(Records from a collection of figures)
-*-
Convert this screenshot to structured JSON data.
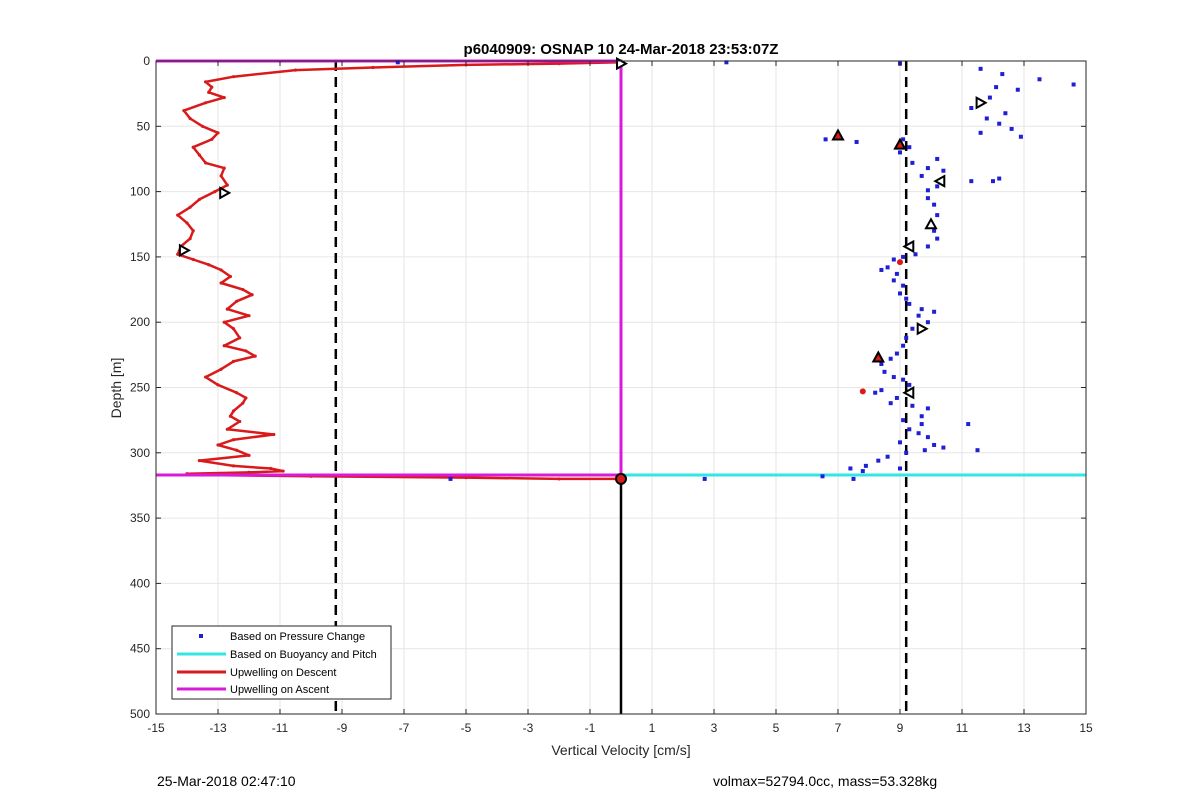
{
  "chart_data": {
    "type": "scatter",
    "title": "p6040909: OSNAP 10 24-Mar-2018 23:53:07Z",
    "xlabel": "Vertical Velocity [cm/s]",
    "ylabel": "Depth [m]",
    "xlim": [
      -15,
      15
    ],
    "ylim": [
      0,
      500
    ],
    "y_reversed": true,
    "grid": true,
    "legend_position": "bottom-left",
    "xticks": [
      -15,
      -13,
      -11,
      -9,
      -7,
      -5,
      -3,
      -1,
      1,
      3,
      5,
      7,
      9,
      11,
      13,
      15
    ],
    "xtick_labels": [
      "-15",
      "-13",
      "-11",
      "-9",
      "-7",
      "-5",
      "-3",
      "-1",
      "1",
      "3",
      "5",
      "7",
      "9",
      "11",
      "13",
      "15"
    ],
    "yticks": [
      0,
      50,
      100,
      150,
      200,
      250,
      300,
      350,
      400,
      450,
      500
    ],
    "ytick_labels": [
      "0",
      "50",
      "100",
      "150",
      "200",
      "250",
      "300",
      "350",
      "400",
      "450",
      "500"
    ],
    "colors": {
      "pressure": "#1f1fd6",
      "buoyancy": "#33e6e6",
      "descent": "#d91a1a",
      "ascent": "#d91ad9",
      "dashed": "#000000",
      "vertical": "#000000",
      "marker_fill": "#d91a1a",
      "grid": "#e6e6e6"
    },
    "series": [
      {
        "name": "Based on Pressure Change",
        "style": "dots",
        "points": [
          [
            3.4,
            1
          ],
          [
            9,
            2
          ],
          [
            -7.2,
            1
          ],
          [
            11.6,
            6
          ],
          [
            12.3,
            10
          ],
          [
            13.5,
            14
          ],
          [
            14.6,
            18
          ],
          [
            12.1,
            20
          ],
          [
            11.9,
            28
          ],
          [
            12.8,
            22
          ],
          [
            11.3,
            36
          ],
          [
            12.4,
            40
          ],
          [
            11.8,
            44
          ],
          [
            12.2,
            48
          ],
          [
            12.6,
            52
          ],
          [
            11.6,
            55
          ],
          [
            12.9,
            58
          ],
          [
            6.6,
            60
          ],
          [
            7.6,
            62
          ],
          [
            9.1,
            60
          ],
          [
            9.3,
            66
          ],
          [
            9.0,
            70
          ],
          [
            10.2,
            75
          ],
          [
            9.4,
            78
          ],
          [
            9.9,
            82
          ],
          [
            10.4,
            84
          ],
          [
            9.7,
            88
          ],
          [
            12.2,
            90
          ],
          [
            12.0,
            92
          ],
          [
            10.2,
            96
          ],
          [
            9.9,
            99
          ],
          [
            11.3,
            92
          ],
          [
            9.9,
            105
          ],
          [
            10.1,
            110
          ],
          [
            10.2,
            118
          ],
          [
            10.0,
            125
          ],
          [
            10.1,
            130
          ],
          [
            10.2,
            136
          ],
          [
            9.9,
            142
          ],
          [
            9.5,
            148
          ],
          [
            9.1,
            150
          ],
          [
            8.8,
            152
          ],
          [
            8.6,
            158
          ],
          [
            8.4,
            160
          ],
          [
            8.9,
            163
          ],
          [
            8.8,
            168
          ],
          [
            9.1,
            172
          ],
          [
            9.0,
            178
          ],
          [
            9.2,
            182
          ],
          [
            9.3,
            186
          ],
          [
            9.7,
            190
          ],
          [
            10.1,
            192
          ],
          [
            9.6,
            195
          ],
          [
            9.9,
            200
          ],
          [
            9.4,
            205
          ],
          [
            9.2,
            212
          ],
          [
            9.1,
            218
          ],
          [
            8.9,
            224
          ],
          [
            8.7,
            228
          ],
          [
            8.4,
            232
          ],
          [
            8.5,
            238
          ],
          [
            8.8,
            242
          ],
          [
            9.1,
            244
          ],
          [
            9.3,
            248
          ],
          [
            8.4,
            252
          ],
          [
            8.2,
            254
          ],
          [
            8.9,
            258
          ],
          [
            8.7,
            262
          ],
          [
            9.4,
            264
          ],
          [
            9.9,
            266
          ],
          [
            9.7,
            272
          ],
          [
            9.1,
            275
          ],
          [
            9.7,
            278
          ],
          [
            11.2,
            278
          ],
          [
            9.3,
            282
          ],
          [
            9.6,
            285
          ],
          [
            9.9,
            288
          ],
          [
            9.0,
            292
          ],
          [
            10.1,
            294
          ],
          [
            10.4,
            296
          ],
          [
            9.8,
            298
          ],
          [
            11.5,
            298
          ],
          [
            9.2,
            300
          ],
          [
            8.6,
            303
          ],
          [
            8.3,
            306
          ],
          [
            7.9,
            310
          ],
          [
            7.4,
            312
          ],
          [
            7.8,
            314
          ],
          [
            9.0,
            312
          ],
          [
            6.5,
            318
          ],
          [
            7.5,
            320
          ],
          [
            2.7,
            320
          ],
          [
            -5.5,
            320
          ]
        ]
      },
      {
        "name": "Based on Buoyancy and Pitch",
        "style": "line",
        "points": [
          [
            0,
            0
          ],
          [
            0,
            317
          ],
          [
            15,
            317
          ]
        ]
      },
      {
        "name": "Upwelling on Descent",
        "style": "line",
        "points": [
          [
            0,
            1
          ],
          [
            -2,
            2
          ],
          [
            -5,
            3
          ],
          [
            -8,
            5
          ],
          [
            -10.5,
            7
          ],
          [
            -12.5,
            12
          ],
          [
            -13.4,
            16
          ],
          [
            -13.2,
            20
          ],
          [
            -13.3,
            24
          ],
          [
            -12.8,
            28
          ],
          [
            -13.4,
            32
          ],
          [
            -14.1,
            38
          ],
          [
            -13.9,
            44
          ],
          [
            -13.5,
            50
          ],
          [
            -13.0,
            55
          ],
          [
            -13.2,
            60
          ],
          [
            -13.8,
            66
          ],
          [
            -13.6,
            72
          ],
          [
            -13.4,
            78
          ],
          [
            -12.8,
            82
          ],
          [
            -12.9,
            88
          ],
          [
            -12.7,
            95
          ],
          [
            -13.1,
            100
          ],
          [
            -13.6,
            106
          ],
          [
            -13.9,
            112
          ],
          [
            -14.3,
            118
          ],
          [
            -14.0,
            124
          ],
          [
            -13.8,
            130
          ],
          [
            -13.9,
            136
          ],
          [
            -14.2,
            142
          ],
          [
            -14.3,
            148
          ],
          [
            -13.8,
            152
          ],
          [
            -13.3,
            156
          ],
          [
            -12.9,
            160
          ],
          [
            -12.6,
            165
          ],
          [
            -12.9,
            170
          ],
          [
            -12.2,
            175
          ],
          [
            -11.9,
            179
          ],
          [
            -12.4,
            184
          ],
          [
            -12.7,
            190
          ],
          [
            -12.0,
            195
          ],
          [
            -12.8,
            200
          ],
          [
            -12.5,
            205
          ],
          [
            -12.3,
            212
          ],
          [
            -12.8,
            218
          ],
          [
            -12.1,
            222
          ],
          [
            -11.8,
            226
          ],
          [
            -12.5,
            230
          ],
          [
            -12.9,
            236
          ],
          [
            -13.4,
            242
          ],
          [
            -13.0,
            248
          ],
          [
            -12.4,
            254
          ],
          [
            -12.1,
            258
          ],
          [
            -12.2,
            262
          ],
          [
            -12.5,
            268
          ],
          [
            -12.6,
            272
          ],
          [
            -12.3,
            276
          ],
          [
            -12.7,
            282
          ],
          [
            -11.2,
            286
          ],
          [
            -12.5,
            290
          ],
          [
            -13.0,
            294
          ],
          [
            -12.4,
            298
          ],
          [
            -12.0,
            302
          ],
          [
            -13.6,
            306
          ],
          [
            -12.5,
            310
          ],
          [
            -11.3,
            312
          ],
          [
            -10.9,
            314
          ],
          [
            -12,
            315
          ],
          [
            -14,
            316
          ],
          [
            -13.5,
            317
          ],
          [
            -10,
            318
          ],
          [
            -5,
            319
          ],
          [
            -2,
            320
          ],
          [
            0,
            320
          ]
        ]
      },
      {
        "name": "Upwelling on Ascent",
        "style": "line",
        "points": [
          [
            -15,
            0
          ],
          [
            0,
            0
          ],
          [
            0,
            317
          ],
          [
            -15,
            317
          ]
        ]
      }
    ],
    "reference_lines": [
      {
        "orientation": "vertical",
        "style": "dashed",
        "x": -9.2,
        "y_range": [
          0,
          500
        ]
      },
      {
        "orientation": "vertical",
        "style": "dashed",
        "x": 9.2,
        "y_range": [
          0,
          500
        ]
      },
      {
        "orientation": "vertical",
        "style": "solid",
        "x": 0,
        "y_range": [
          320,
          500
        ]
      }
    ],
    "markers": [
      {
        "shape": "triangle-right",
        "filled": false,
        "x": 0,
        "y": 2
      },
      {
        "shape": "triangle-right",
        "filled": false,
        "x": 11.6,
        "y": 32
      },
      {
        "shape": "triangle-up",
        "filled": true,
        "x": 7.0,
        "y": 57
      },
      {
        "shape": "triangle-up",
        "filled": true,
        "x": 9.0,
        "y": 64
      },
      {
        "shape": "triangle-left",
        "filled": false,
        "x": 10.3,
        "y": 92
      },
      {
        "shape": "triangle-right",
        "filled": false,
        "x": -12.8,
        "y": 101
      },
      {
        "shape": "triangle-up",
        "filled": false,
        "x": 10.0,
        "y": 125
      },
      {
        "shape": "triangle-left",
        "filled": false,
        "x": 9.3,
        "y": 142
      },
      {
        "shape": "triangle-right",
        "filled": false,
        "x": -14.1,
        "y": 145
      },
      {
        "shape": "dot",
        "filled": true,
        "x": 9.0,
        "y": 154
      },
      {
        "shape": "triangle-right",
        "filled": false,
        "x": 9.7,
        "y": 205
      },
      {
        "shape": "triangle-up",
        "filled": true,
        "x": 8.3,
        "y": 227
      },
      {
        "shape": "dot",
        "filled": true,
        "x": 7.8,
        "y": 253
      },
      {
        "shape": "triangle-left",
        "filled": false,
        "x": 9.3,
        "y": 254
      },
      {
        "shape": "circle",
        "filled": true,
        "x": 0,
        "y": 320
      }
    ]
  },
  "footer": {
    "left": "25-Mar-2018 02:47:10",
    "right": "volmax=52794.0cc, mass=53.328kg"
  }
}
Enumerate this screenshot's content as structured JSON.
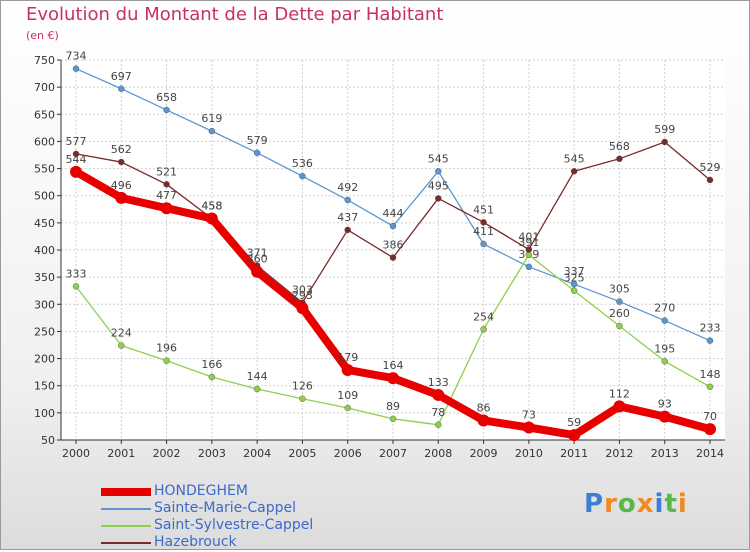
{
  "header": {
    "title": "Evolution du Montant de la Dette par Habitant",
    "subtitle": "(en €)"
  },
  "colors": {
    "title": "#c8306a",
    "legend_text": "#3d69c9",
    "axis": "#333333",
    "grid": "#d0d0d0"
  },
  "chart_data": {
    "type": "line",
    "title": "Evolution du Montant de la Dette par Habitant",
    "subtitle": "(en €)",
    "x": [
      "2000",
      "2001",
      "2002",
      "2003",
      "2004",
      "2005",
      "2006",
      "2007",
      "2008",
      "2009",
      "2010",
      "2011",
      "2012",
      "2013",
      "2014"
    ],
    "ylim": [
      50,
      750
    ],
    "yticks": [
      50,
      100,
      150,
      200,
      250,
      300,
      350,
      400,
      450,
      500,
      550,
      600,
      650,
      700,
      750
    ],
    "grid": true,
    "legend_position": "bottom-left",
    "series": [
      {
        "name": "HONDEGHEM",
        "color": "#e80000",
        "style": "thick",
        "values": [
          544,
          496,
          477,
          458,
          360,
          293,
          179,
          164,
          133,
          86,
          73,
          59,
          112,
          93,
          70
        ],
        "labels": [
          "544",
          "496",
          "477",
          "458",
          "360",
          "293",
          "179",
          "164",
          "133",
          "86",
          "73",
          "59",
          "112",
          "93",
          "70"
        ]
      },
      {
        "name": "Sainte-Marie-Cappel",
        "color": "#5b96d0",
        "style": "thin",
        "values": [
          734,
          697,
          658,
          619,
          579,
          536,
          492,
          444,
          545,
          411,
          369,
          337,
          305,
          270,
          233
        ],
        "labels": [
          "734",
          "697",
          "658",
          "619",
          "579",
          "536",
          "492",
          "444",
          "545",
          "411",
          "369",
          "337",
          "305",
          "270",
          "233"
        ]
      },
      {
        "name": "Saint-Sylvestre-Cappel",
        "color": "#8fd04b",
        "style": "thin",
        "values": [
          333,
          224,
          196,
          166,
          144,
          126,
          109,
          89,
          78,
          254,
          391,
          325,
          260,
          195,
          148
        ],
        "labels": [
          "333",
          "224",
          "196",
          "166",
          "144",
          "126",
          "109",
          "89",
          "78",
          "254",
          "391",
          "325",
          "260",
          "195",
          "148"
        ]
      },
      {
        "name": "Hazebrouck",
        "color": "#7a2a2a",
        "style": "thin",
        "values": [
          577,
          562,
          521,
          458,
          371,
          303,
          437,
          386,
          495,
          451,
          401,
          545,
          568,
          599,
          529
        ],
        "labels": [
          "577",
          "562",
          "521",
          "458",
          "371",
          "303",
          "437",
          "386",
          "495",
          "451",
          "401",
          "545",
          "568",
          "599",
          "529"
        ]
      }
    ]
  },
  "logo": {
    "text": "Proxiti",
    "colors": [
      "#3a7fd5",
      "#f08a1c",
      "#58b84a",
      "#f08a1c",
      "#3a7fd5",
      "#58b84a",
      "#f08a1c"
    ]
  }
}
-*-
Search the entries for the word "JSON", then list each line that holds it.

**FINISHED TASK**
Convert this screenshot to structured JSON data.
Enumerate this screenshot's content as structured JSON.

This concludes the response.